Task to complete:
Show all lines from the listing below that contain "First".

═══ Data records ═══

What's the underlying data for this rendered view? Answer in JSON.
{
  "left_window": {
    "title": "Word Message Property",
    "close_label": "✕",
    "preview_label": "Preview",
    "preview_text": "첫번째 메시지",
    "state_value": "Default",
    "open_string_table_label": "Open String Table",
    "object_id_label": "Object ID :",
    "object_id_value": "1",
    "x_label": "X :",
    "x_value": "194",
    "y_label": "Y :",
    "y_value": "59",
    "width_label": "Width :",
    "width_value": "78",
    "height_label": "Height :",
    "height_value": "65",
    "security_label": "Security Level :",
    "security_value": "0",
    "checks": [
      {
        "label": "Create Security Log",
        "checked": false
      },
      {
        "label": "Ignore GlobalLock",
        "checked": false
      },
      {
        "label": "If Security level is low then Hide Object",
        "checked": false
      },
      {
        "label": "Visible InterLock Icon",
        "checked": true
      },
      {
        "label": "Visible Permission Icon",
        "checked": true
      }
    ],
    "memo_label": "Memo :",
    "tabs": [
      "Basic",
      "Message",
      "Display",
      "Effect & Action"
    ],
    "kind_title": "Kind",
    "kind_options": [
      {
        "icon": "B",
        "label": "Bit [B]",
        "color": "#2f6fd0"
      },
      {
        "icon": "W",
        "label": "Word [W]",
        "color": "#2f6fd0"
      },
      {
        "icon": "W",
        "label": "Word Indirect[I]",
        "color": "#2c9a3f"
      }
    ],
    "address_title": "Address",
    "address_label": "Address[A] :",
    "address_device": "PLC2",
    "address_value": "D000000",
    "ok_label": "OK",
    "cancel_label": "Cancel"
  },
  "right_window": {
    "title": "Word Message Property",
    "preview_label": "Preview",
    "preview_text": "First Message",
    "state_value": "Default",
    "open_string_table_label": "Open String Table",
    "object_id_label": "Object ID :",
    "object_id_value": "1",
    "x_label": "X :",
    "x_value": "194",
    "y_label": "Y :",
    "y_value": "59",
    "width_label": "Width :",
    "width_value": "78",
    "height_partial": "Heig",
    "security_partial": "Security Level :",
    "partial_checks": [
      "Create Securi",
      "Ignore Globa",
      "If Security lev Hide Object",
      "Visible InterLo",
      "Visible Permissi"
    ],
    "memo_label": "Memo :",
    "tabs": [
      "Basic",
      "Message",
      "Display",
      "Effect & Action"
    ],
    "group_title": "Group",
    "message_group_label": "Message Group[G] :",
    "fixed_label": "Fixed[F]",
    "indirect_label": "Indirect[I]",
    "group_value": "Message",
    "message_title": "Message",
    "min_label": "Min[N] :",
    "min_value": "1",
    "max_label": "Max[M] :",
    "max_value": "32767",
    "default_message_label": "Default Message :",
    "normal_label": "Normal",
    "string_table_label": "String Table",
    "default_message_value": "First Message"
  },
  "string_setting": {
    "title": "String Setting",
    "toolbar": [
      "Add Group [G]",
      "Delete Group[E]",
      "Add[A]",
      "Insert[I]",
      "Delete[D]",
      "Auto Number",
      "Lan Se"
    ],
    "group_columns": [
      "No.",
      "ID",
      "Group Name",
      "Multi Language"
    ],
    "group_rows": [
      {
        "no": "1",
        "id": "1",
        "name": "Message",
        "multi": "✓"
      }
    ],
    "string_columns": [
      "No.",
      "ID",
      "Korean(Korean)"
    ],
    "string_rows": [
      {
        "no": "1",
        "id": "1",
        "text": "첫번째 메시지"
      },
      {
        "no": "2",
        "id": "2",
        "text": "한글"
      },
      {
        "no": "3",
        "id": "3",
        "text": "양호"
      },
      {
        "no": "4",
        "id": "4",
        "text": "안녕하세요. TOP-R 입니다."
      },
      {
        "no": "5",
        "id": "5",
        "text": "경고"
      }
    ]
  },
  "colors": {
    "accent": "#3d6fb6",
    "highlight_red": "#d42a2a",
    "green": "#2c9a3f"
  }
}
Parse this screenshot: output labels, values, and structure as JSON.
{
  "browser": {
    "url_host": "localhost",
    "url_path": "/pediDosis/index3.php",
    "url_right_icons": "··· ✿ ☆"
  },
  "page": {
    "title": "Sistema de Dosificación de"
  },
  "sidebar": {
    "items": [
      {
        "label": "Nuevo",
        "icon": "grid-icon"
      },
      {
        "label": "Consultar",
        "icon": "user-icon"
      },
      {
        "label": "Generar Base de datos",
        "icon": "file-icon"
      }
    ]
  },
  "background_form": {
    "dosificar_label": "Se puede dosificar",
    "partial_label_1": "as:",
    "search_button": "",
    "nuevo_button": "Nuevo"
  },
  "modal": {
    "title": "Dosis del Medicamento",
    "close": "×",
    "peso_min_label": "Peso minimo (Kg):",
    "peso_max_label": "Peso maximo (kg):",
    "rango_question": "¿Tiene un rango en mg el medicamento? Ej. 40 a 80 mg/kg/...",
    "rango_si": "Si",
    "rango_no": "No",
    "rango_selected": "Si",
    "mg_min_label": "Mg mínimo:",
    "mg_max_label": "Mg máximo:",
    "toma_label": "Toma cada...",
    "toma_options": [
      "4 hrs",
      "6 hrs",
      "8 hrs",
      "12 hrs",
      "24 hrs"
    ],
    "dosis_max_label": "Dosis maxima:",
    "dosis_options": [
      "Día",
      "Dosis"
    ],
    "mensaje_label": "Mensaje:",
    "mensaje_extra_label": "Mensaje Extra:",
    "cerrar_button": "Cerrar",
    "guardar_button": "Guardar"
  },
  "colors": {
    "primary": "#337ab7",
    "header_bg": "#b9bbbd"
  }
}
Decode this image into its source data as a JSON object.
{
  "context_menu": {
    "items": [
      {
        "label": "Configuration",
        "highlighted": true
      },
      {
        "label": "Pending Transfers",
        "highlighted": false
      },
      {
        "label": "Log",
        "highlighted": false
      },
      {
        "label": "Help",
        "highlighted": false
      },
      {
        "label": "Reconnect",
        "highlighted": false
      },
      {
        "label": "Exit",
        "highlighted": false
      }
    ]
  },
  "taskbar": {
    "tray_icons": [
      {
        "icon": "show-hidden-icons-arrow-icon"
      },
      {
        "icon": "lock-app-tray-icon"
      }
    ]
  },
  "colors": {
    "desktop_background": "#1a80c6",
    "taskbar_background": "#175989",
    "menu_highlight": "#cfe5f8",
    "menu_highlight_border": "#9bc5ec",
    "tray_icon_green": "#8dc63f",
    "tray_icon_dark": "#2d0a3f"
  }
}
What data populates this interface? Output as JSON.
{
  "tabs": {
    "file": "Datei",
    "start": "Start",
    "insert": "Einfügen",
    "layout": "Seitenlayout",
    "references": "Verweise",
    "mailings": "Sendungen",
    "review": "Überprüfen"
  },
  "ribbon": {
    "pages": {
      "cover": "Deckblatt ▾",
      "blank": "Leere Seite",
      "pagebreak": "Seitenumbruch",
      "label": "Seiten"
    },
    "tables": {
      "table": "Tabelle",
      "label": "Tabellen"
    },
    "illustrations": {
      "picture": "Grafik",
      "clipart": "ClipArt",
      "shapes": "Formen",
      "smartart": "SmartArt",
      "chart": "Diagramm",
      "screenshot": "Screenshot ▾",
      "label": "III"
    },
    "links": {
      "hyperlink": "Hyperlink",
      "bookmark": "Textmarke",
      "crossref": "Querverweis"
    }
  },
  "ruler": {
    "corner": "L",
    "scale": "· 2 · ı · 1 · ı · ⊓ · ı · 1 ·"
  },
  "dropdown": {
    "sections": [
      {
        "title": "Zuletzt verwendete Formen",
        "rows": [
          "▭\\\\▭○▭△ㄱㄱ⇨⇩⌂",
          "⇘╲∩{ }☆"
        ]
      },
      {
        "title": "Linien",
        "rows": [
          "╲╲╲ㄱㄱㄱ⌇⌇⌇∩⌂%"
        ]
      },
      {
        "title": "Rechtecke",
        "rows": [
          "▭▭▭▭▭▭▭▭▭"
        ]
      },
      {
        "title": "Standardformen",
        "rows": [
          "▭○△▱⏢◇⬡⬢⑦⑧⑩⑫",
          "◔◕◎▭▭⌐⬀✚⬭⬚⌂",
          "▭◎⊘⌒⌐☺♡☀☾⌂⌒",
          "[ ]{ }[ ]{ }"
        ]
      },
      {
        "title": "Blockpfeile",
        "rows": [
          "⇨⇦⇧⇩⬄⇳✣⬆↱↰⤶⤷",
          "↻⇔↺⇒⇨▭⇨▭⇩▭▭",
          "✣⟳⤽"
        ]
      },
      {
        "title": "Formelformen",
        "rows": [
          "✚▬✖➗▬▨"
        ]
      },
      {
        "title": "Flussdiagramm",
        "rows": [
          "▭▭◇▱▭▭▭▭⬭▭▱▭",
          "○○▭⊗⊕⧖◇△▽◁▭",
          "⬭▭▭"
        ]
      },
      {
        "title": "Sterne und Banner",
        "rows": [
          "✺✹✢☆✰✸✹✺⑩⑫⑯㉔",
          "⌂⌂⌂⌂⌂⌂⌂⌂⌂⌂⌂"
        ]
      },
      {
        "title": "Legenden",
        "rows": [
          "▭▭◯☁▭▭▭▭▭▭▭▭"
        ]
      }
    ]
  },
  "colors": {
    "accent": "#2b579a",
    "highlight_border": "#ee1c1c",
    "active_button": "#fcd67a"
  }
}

═══

Result for this exercise:
    "preview_text": "First Message",
    "default_message_value": "First Message"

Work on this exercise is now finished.